+++ The input +++
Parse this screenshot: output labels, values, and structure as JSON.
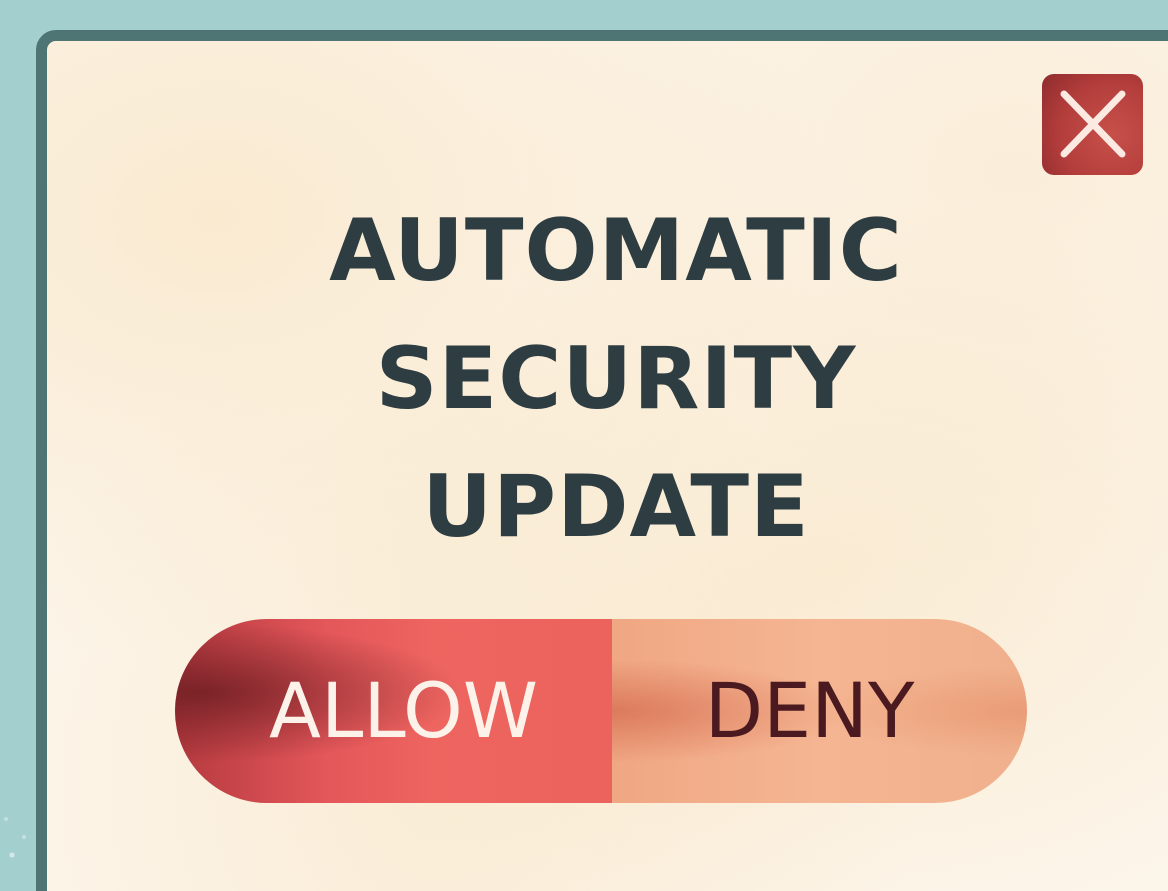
{
  "dialog": {
    "title_lines": [
      "AUTOMATIC",
      "SECURITY",
      "UPDATE"
    ],
    "close_icon": "close-icon",
    "toggle": {
      "allow_label": "ALLOW",
      "deny_label": "DENY",
      "selected": "ALLOW"
    }
  },
  "colors": {
    "desktop_background": "#a3cfcf",
    "dialog_border": "#4e7474",
    "dialog_background": "#fcf5ea",
    "title_text": "#2e3d42",
    "close_button": "#b43e3c",
    "allow_background": "#ec625c",
    "deny_background": "#f5b592",
    "deny_text": "#4a1a20"
  }
}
+++
- [Task goal] Write every record out again exactly; no pictures belong in the copy.

- [Complete response]
Parse this screenshot: output labels, values, and structure as JSON.
{
  "dialog": {
    "title_lines": [
      "AUTOMATIC",
      "SECURITY",
      "UPDATE"
    ],
    "close_icon": "close-icon",
    "toggle": {
      "allow_label": "ALLOW",
      "deny_label": "DENY",
      "selected": "ALLOW"
    }
  },
  "colors": {
    "desktop_background": "#a3cfcf",
    "dialog_border": "#4e7474",
    "dialog_background": "#fcf5ea",
    "title_text": "#2e3d42",
    "close_button": "#b43e3c",
    "allow_background": "#ec625c",
    "deny_background": "#f5b592",
    "deny_text": "#4a1a20"
  }
}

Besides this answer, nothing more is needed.